Aim of the exercise: Please list all lines of the material below in which the string "asked" occurs.
═══ Raw data
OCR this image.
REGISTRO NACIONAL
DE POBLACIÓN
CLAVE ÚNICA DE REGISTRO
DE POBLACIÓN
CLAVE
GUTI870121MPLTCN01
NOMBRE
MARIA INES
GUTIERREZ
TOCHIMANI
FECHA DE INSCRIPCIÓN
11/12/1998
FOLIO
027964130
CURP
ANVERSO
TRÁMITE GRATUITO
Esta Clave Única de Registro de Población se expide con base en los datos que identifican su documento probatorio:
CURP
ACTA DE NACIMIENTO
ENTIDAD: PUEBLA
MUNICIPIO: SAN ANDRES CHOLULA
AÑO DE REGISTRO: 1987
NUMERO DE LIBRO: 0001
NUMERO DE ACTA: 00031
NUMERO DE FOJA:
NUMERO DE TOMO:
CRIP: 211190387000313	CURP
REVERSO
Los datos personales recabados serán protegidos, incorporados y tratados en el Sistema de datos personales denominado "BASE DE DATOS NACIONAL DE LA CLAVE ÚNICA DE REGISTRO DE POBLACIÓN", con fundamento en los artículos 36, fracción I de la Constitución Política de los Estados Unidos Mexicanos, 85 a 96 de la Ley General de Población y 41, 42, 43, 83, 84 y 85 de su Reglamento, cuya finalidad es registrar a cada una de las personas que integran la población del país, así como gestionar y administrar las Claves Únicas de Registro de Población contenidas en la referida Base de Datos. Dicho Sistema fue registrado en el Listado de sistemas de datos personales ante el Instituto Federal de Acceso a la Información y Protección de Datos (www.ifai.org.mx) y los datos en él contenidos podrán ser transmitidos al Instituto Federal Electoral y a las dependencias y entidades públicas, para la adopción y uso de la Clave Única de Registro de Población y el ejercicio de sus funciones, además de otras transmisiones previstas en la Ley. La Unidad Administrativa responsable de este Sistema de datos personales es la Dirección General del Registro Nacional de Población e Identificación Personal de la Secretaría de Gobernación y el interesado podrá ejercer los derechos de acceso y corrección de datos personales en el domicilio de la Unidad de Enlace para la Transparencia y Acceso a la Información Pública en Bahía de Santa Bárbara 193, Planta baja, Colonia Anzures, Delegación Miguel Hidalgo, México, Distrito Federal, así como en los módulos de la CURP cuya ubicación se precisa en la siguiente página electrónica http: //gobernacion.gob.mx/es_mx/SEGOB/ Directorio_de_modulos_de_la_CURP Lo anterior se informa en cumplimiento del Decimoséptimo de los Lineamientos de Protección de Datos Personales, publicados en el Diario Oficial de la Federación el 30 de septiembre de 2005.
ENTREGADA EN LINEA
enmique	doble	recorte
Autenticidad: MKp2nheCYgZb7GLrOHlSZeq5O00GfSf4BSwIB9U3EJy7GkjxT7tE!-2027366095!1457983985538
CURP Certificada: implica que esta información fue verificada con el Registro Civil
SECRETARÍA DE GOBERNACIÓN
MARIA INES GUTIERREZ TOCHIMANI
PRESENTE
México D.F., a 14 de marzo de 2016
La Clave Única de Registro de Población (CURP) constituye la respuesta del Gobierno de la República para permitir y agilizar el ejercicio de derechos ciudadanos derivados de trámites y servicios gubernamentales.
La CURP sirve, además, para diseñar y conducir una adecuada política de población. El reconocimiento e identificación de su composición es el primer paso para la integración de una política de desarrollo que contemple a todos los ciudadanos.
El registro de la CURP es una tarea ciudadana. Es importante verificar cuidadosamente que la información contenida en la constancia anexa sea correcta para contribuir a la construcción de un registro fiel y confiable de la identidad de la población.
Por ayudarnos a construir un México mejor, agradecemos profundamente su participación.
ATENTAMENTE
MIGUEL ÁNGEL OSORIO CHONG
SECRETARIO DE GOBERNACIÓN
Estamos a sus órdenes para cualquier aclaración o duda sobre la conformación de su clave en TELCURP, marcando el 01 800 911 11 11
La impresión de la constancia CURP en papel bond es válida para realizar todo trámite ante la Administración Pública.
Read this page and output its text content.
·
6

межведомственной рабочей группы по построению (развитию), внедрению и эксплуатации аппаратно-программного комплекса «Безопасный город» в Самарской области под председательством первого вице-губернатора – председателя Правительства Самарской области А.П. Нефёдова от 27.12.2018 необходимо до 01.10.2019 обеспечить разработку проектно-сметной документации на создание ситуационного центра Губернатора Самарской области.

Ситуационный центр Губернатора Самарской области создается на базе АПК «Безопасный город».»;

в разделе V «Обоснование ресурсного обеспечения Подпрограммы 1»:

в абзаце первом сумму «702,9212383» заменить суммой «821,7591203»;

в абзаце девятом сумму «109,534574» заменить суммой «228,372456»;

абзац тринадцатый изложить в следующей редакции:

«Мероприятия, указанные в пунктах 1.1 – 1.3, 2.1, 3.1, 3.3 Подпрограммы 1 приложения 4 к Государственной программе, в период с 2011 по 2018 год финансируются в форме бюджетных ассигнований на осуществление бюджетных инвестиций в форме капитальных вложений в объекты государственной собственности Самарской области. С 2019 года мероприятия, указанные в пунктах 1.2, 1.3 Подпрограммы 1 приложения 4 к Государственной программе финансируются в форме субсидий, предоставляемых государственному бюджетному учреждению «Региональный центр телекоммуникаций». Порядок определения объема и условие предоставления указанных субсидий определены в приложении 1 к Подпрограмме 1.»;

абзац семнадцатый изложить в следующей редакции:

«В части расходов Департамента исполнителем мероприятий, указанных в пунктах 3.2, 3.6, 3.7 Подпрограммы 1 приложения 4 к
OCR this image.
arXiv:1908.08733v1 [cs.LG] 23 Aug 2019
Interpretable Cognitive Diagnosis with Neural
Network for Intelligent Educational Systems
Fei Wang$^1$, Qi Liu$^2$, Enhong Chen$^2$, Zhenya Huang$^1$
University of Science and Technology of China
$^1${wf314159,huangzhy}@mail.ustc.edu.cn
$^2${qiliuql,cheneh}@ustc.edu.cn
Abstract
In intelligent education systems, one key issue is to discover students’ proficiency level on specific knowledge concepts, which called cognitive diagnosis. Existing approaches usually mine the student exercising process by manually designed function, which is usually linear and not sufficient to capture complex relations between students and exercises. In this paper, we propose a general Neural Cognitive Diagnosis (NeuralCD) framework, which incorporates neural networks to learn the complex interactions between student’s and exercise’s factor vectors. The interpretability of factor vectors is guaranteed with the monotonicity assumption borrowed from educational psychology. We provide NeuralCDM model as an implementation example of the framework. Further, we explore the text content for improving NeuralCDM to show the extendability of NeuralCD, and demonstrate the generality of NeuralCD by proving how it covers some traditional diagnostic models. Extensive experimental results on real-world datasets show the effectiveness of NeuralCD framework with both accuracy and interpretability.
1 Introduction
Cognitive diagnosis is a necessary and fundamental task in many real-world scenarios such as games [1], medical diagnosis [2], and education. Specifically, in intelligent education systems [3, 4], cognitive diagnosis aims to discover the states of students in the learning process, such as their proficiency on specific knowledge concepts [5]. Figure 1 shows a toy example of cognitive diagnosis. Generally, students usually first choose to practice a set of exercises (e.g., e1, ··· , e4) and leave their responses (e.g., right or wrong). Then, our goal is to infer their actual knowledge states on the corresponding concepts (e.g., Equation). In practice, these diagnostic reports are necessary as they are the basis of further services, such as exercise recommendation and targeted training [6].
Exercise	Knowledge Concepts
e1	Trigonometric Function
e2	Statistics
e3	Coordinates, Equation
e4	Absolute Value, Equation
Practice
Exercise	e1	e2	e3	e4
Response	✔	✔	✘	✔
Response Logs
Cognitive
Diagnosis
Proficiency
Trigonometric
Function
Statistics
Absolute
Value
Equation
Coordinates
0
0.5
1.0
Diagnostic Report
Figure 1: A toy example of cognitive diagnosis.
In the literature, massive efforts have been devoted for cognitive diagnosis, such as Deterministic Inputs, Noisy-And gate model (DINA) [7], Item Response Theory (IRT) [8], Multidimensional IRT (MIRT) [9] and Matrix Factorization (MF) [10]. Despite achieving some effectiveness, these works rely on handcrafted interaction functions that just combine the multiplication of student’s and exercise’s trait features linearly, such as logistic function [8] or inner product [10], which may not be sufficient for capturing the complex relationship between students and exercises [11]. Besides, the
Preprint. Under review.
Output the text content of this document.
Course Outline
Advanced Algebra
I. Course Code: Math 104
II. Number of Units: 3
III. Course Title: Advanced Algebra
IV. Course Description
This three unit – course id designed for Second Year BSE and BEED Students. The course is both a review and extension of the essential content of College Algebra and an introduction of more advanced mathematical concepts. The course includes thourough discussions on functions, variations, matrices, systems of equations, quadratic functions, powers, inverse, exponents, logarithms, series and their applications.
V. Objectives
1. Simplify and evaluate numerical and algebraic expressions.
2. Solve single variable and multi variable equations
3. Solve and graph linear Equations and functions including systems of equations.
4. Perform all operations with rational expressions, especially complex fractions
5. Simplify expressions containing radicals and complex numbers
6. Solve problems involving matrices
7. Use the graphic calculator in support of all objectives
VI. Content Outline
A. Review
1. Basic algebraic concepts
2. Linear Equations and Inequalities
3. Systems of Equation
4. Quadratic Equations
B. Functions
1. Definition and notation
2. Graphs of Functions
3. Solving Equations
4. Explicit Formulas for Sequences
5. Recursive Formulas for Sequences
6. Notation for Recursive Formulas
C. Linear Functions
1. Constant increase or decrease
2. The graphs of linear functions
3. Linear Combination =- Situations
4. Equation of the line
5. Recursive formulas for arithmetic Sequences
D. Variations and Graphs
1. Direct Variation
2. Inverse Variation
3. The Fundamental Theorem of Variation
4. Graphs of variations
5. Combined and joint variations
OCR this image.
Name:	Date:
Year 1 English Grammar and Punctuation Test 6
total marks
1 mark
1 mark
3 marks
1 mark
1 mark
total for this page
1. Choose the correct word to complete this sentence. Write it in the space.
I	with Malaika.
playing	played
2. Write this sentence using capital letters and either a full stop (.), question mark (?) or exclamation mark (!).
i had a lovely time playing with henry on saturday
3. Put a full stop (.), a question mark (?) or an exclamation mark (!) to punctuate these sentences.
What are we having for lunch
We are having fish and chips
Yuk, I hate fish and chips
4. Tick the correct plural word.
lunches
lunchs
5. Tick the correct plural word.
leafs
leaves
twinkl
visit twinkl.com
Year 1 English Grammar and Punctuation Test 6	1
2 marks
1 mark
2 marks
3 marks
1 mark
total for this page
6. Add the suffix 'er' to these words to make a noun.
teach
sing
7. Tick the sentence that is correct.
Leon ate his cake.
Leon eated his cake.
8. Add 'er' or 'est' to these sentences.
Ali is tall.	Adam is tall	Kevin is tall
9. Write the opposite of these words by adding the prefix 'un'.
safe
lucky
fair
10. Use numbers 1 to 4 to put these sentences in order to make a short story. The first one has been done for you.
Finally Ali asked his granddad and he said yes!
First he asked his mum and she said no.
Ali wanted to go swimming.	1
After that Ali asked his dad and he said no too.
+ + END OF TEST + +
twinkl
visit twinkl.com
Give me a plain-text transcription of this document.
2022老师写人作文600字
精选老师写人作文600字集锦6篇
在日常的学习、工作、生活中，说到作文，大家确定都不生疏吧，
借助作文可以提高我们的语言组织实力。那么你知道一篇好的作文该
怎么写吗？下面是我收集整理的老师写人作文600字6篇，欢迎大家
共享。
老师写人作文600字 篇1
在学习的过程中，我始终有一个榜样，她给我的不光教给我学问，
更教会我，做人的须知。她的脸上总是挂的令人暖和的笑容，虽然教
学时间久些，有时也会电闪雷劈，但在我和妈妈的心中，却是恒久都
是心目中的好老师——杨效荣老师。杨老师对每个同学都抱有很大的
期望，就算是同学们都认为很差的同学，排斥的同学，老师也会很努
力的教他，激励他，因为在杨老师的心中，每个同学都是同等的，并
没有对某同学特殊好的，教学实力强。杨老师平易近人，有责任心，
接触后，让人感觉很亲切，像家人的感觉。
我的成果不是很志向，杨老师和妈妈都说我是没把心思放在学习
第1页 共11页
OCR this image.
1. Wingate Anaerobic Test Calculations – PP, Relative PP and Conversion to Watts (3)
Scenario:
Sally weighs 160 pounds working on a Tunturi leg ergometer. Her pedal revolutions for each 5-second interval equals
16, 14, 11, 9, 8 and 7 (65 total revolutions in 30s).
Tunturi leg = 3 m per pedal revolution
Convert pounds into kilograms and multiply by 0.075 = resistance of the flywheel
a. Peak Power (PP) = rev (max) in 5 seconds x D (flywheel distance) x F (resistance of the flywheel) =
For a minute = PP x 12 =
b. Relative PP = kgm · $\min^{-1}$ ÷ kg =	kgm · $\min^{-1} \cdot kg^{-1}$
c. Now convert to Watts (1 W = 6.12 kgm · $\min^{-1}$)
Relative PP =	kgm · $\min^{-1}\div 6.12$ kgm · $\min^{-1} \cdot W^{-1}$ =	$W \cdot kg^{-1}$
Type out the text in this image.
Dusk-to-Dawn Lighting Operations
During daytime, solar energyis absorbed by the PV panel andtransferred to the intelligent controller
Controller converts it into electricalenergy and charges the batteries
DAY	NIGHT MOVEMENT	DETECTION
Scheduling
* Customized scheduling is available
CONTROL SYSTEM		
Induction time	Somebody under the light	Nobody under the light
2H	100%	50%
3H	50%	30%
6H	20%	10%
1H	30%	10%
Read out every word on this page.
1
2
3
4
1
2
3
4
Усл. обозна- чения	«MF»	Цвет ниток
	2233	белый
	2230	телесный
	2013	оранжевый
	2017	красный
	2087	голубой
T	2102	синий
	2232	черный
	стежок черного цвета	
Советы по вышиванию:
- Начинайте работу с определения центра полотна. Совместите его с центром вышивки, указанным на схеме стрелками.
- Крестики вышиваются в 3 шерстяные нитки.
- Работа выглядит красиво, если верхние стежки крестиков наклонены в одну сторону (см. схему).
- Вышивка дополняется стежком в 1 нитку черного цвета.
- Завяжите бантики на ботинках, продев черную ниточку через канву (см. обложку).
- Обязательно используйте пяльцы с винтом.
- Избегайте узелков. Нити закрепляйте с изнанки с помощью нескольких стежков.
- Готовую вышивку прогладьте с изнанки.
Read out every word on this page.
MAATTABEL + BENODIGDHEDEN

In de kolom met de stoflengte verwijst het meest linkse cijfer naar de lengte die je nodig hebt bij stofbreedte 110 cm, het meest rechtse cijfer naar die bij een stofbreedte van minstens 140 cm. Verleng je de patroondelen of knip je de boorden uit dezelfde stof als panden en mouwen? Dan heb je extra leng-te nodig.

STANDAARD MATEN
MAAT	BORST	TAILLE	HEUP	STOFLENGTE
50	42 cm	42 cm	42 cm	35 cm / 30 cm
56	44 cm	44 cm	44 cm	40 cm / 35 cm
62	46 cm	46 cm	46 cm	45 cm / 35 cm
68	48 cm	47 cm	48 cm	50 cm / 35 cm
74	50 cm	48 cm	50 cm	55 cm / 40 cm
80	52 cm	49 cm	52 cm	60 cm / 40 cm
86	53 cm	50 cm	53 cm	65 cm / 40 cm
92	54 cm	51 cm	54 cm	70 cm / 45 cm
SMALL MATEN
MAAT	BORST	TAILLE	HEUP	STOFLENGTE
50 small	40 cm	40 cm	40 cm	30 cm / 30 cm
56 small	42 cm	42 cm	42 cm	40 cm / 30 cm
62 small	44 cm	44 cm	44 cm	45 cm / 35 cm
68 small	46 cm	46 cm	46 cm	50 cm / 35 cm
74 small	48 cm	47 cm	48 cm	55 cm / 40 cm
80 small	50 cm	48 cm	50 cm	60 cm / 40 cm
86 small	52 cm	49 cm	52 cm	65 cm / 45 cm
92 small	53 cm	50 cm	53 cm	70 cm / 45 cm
══════
Solution:
Finally Ali asked his granddad and he said yes!
First he asked his mum and she said no.
After that Ali asked his dad and he said no too.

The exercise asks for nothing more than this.